THE PROBLEM> Return the full listing exactly as it is written.

Stored data>
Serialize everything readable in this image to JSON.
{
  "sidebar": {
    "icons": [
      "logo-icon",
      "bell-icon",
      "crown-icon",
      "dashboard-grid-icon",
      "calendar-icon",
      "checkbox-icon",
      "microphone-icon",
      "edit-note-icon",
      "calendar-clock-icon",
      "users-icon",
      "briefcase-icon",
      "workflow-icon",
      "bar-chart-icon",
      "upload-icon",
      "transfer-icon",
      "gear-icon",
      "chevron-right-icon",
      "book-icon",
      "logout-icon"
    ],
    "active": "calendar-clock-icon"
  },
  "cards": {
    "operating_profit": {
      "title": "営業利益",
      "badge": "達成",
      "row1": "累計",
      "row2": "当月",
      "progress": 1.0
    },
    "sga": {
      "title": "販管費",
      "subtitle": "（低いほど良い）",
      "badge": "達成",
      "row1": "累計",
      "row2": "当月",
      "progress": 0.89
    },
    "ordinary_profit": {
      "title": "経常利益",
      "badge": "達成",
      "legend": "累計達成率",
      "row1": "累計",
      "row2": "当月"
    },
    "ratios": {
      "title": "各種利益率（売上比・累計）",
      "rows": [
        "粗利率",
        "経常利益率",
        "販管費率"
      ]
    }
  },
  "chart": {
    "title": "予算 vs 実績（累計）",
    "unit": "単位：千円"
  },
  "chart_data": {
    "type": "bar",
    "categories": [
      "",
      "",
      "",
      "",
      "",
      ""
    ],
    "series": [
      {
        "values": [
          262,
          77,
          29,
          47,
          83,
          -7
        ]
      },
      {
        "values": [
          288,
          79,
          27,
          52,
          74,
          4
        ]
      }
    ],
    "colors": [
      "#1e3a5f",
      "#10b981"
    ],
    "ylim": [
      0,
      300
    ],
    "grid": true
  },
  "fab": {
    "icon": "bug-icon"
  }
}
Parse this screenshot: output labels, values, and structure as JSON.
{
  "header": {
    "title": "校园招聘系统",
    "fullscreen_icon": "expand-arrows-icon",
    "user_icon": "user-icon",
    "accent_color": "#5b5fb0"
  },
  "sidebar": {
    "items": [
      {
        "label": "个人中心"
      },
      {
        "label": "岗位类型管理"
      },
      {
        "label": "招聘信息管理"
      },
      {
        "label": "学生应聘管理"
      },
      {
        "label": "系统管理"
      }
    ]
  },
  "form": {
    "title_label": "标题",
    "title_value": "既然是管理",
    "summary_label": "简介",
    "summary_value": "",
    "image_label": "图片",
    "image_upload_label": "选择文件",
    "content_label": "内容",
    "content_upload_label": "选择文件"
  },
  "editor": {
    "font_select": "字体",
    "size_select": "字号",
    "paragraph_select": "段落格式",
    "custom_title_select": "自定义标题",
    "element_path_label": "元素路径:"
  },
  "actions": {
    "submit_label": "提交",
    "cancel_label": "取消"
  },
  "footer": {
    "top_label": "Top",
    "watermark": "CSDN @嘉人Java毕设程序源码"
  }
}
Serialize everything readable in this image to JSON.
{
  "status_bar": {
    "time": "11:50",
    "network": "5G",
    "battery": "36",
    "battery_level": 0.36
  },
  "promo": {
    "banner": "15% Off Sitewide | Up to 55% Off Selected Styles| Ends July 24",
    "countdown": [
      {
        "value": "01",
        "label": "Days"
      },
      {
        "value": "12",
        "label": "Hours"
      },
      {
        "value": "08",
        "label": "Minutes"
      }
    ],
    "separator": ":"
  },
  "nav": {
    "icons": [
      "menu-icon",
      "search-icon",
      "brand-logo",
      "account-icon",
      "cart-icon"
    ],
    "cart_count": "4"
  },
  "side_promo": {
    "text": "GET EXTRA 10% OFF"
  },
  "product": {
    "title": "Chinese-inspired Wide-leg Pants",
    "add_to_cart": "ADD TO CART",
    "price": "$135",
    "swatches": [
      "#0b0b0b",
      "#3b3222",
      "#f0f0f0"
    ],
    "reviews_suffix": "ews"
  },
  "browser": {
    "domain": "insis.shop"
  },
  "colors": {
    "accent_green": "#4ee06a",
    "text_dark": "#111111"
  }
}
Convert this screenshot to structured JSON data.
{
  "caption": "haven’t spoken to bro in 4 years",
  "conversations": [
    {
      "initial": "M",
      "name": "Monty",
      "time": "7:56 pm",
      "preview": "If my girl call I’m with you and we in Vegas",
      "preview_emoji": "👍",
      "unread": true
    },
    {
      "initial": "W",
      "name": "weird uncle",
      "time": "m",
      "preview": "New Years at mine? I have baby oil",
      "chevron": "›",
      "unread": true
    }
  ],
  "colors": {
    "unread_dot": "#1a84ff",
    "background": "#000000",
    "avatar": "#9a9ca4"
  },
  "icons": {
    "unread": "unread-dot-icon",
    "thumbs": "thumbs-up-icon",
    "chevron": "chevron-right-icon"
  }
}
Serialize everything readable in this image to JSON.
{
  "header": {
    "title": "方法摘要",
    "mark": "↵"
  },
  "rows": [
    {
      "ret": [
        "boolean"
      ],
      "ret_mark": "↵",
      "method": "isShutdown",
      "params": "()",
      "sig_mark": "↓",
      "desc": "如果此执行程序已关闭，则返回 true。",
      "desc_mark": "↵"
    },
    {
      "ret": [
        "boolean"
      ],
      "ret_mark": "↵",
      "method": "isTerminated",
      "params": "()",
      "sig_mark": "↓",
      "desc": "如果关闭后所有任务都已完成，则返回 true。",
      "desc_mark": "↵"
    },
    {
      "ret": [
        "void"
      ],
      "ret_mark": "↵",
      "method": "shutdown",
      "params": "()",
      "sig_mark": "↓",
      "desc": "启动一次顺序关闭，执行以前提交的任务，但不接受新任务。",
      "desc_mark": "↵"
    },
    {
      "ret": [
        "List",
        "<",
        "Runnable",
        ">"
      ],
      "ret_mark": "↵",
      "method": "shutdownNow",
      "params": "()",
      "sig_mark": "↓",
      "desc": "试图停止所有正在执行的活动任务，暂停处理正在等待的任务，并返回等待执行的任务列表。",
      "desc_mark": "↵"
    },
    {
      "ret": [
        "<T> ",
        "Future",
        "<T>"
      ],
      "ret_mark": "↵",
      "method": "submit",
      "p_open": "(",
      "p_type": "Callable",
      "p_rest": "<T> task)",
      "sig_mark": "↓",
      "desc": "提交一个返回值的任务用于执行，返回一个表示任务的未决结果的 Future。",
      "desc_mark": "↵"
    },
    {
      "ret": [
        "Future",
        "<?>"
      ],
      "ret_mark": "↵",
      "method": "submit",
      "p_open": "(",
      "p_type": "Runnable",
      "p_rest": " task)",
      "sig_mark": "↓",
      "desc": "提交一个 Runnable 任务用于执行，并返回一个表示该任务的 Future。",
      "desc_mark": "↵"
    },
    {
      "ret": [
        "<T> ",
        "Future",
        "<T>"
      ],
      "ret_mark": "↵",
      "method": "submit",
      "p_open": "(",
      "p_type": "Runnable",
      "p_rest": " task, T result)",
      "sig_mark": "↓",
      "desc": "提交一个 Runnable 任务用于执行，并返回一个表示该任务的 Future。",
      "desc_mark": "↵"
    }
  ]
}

OUTPUT FOR THIS EXERCISE>
Serialize everything readable in this image to JSON.
{
  "sidebar": {
    "icons": [
      "logo-icon",
      "bell-icon",
      "crown-icon",
      "dashboard-grid-icon",
      "calendar-icon",
      "checkbox-icon",
      "microphone-icon",
      "edit-note-icon",
      "calendar-clock-icon",
      "users-icon",
      "briefcase-icon",
      "workflow-icon",
      "bar-chart-icon",
      "upload-icon",
      "transfer-icon",
      "gear-icon",
      "chevron-right-icon",
      "book-icon",
      "logout-icon"
    ],
    "active": "calendar-clock-icon"
  },
  "cards": {
    "operating_profit": {
      "title": "営業利益",
      "badge": "達成",
      "row1": "累計",
      "row2": "当月",
      "progress": 1.0
    },
    "sga": {
      "title": "販管費",
      "subtitle": "（低いほど良い）",
      "badge": "達成",
      "row1": "累計",
      "row2": "当月",
      "progress": 0.89
    },
    "ordinary_profit": {
      "title": "経常利益",
      "badge": "達成",
      "legend": "累計達成率",
      "row1": "累計",
      "row2": "当月"
    },
    "ratios": {
      "title": "各種利益率（売上比・累計）",
      "rows": [
        "粗利率",
        "経常利益率",
        "販管費率"
      ]
    }
  },
  "chart": {
    "title": "予算 vs 実績（累計）",
    "unit": "単位：千円"
  },
  "chart_data": {
    "type": "bar",
    "categories": [
      "",
      "",
      "",
      "",
      "",
      ""
    ],
    "series": [
      {
        "values": [
          262,
          77,
          29,
          47,
          83,
          -7
        ]
      },
      {
        "values": [
          288,
          79,
          27,
          52,
          74,
          4
        ]
      }
    ],
    "colors": [
      "#1e3a5f",
      "#10b981"
    ],
    "ylim": [
      0,
      300
    ],
    "grid": true
  },
  "fab": {
    "icon": "bug-icon"
  }
}
Parse this screenshot: output labels, values, and structure as JSON.
{
  "header": {
    "title": "校园招聘系统",
    "fullscreen_icon": "expand-arrows-icon",
    "user_icon": "user-icon",
    "accent_color": "#5b5fb0"
  },
  "sidebar": {
    "items": [
      {
        "label": "个人中心"
      },
      {
        "label": "岗位类型管理"
      },
      {
        "label": "招聘信息管理"
      },
      {
        "label": "学生应聘管理"
      },
      {
        "label": "系统管理"
      }
    ]
  },
  "form": {
    "title_label": "标题",
    "title_value": "既然是管理",
    "summary_label": "简介",
    "summary_value": "",
    "image_label": "图片",
    "image_upload_label": "选择文件",
    "content_label": "内容",
    "content_upload_label": "选择文件"
  },
  "editor": {
    "font_select": "字体",
    "size_select": "字号",
    "paragraph_select": "段落格式",
    "custom_title_select": "自定义标题",
    "element_path_label": "元素路径:"
  },
  "actions": {
    "submit_label": "提交",
    "cancel_label": "取消"
  },
  "footer": {
    "top_label": "Top",
    "watermark": "CSDN @嘉人Java毕设程序源码"
  }
}
Serialize everything readable in this image to JSON.
{
  "status_bar": {
    "time": "11:50",
    "network": "5G",
    "battery": "36",
    "battery_level": 0.36
  },
  "promo": {
    "banner": "15% Off Sitewide | Up to 55% Off Selected Styles| Ends July 24",
    "countdown": [
      {
        "value": "01",
        "label": "Days"
      },
      {
        "value": "12",
        "label": "Hours"
      },
      {
        "value": "08",
        "label": "Minutes"
      }
    ],
    "separator": ":"
  },
  "nav": {
    "icons": [
      "menu-icon",
      "search-icon",
      "brand-logo",
      "account-icon",
      "cart-icon"
    ],
    "cart_count": "4"
  },
  "side_promo": {
    "text": "GET EXTRA 10% OFF"
  },
  "product": {
    "title": "Chinese-inspired Wide-leg Pants",
    "add_to_cart": "ADD TO CART",
    "price": "$135",
    "swatches": [
      "#0b0b0b",
      "#3b3222",
      "#f0f0f0"
    ],
    "reviews_suffix": "ews"
  },
  "browser": {
    "domain": "insis.shop"
  },
  "colors": {
    "accent_green": "#4ee06a",
    "text_dark": "#111111"
  }
}
Convert this screenshot to structured JSON data.
{
  "caption": "haven’t spoken to bro in 4 years",
  "conversations": [
    {
      "initial": "M",
      "name": "Monty",
      "time": "7:56 pm",
      "preview": "If my girl call I’m with you and we in Vegas",
      "preview_emoji": "👍",
      "unread": true
    },
    {
      "initial": "W",
      "name": "weird uncle",
      "time": "m",
      "preview": "New Years at mine? I have baby oil",
      "chevron": "›",
      "unread": true
    }
  ],
  "colors": {
    "unread_dot": "#1a84ff",
    "background": "#000000",
    "avatar": "#9a9ca4"
  },
  "icons": {
    "unread": "unread-dot-icon",
    "thumbs": "thumbs-up-icon",
    "chevron": "chevron-right-icon"
  }
}
Serialize everything readable in this image to JSON.
{
  "header": {
    "title": "方法摘要",
    "mark": "↵"
  },
  "rows": [
    {
      "ret": [
        "boolean"
      ],
      "ret_mark": "↵",
      "method": "isShutdown",
      "params": "()",
      "sig_mark": "↓",
      "desc": "如果此执行程序已关闭，则返回 true。",
      "desc_mark": "↵"
    },
    {
      "ret": [
        "boolean"
      ],
      "ret_mark": "↵",
      "method": "isTerminated",
      "params": "()",
      "sig_mark": "↓",
      "desc": "如果关闭后所有任务都已完成，则返回 true。",
      "desc_mark": "↵"
    },
    {
      "ret": [
        "void"
      ],
      "ret_mark": "↵",
      "method": "shutdown",
      "params": "()",
      "sig_mark": "↓",
      "desc": "启动一次顺序关闭，执行以前提交的任务，但不接受新任务。",
      "desc_mark": "↵"
    },
    {
      "ret": [
        "List",
        "<",
        "Runnable",
        ">"
      ],
      "ret_mark": "↵",
      "method": "shutdownNow",
      "params": "()",
      "sig_mark": "↓",
      "desc": "试图停止所有正在执行的活动任务，暂停处理正在等待的任务，并返回等待执行的任务列表。",
      "desc_mark": "↵"
    },
    {
      "ret": [
        "<T> ",
        "Future",
        "<T>"
      ],
      "ret_mark": "↵",
      "method": "submit",
      "p_open": "(",
      "p_type": "Callable",
      "p_rest": "<T> task)",
      "sig_mark": "↓",
      "desc": "提交一个返回值的任务用于执行，返回一个表示任务的未决结果的 Future。",
      "desc_mark": "↵"
    },
    {
      "ret": [
        "Future",
        "<?>"
      ],
      "ret_mark": "↵",
      "method": "submit",
      "p_open": "(",
      "p_type": "Runnable",
      "p_rest": " task)",
      "sig_mark": "↓",
      "desc": "提交一个 Runnable 任务用于执行，并返回一个表示该任务的 Future。",
      "desc_mark": "↵"
    },
    {
      "ret": [
        "<T> ",
        "Future",
        "<T>"
      ],
      "ret_mark": "↵",
      "method": "submit",
      "p_open": "(",
      "p_type": "Runnable",
      "p_rest": " task, T result)",
      "sig_mark": "↓",
      "desc": "提交一个 Runnable 任务用于执行，并返回一个表示该任务的 Future。",
      "desc_mark": "↵"
    }
  ]
}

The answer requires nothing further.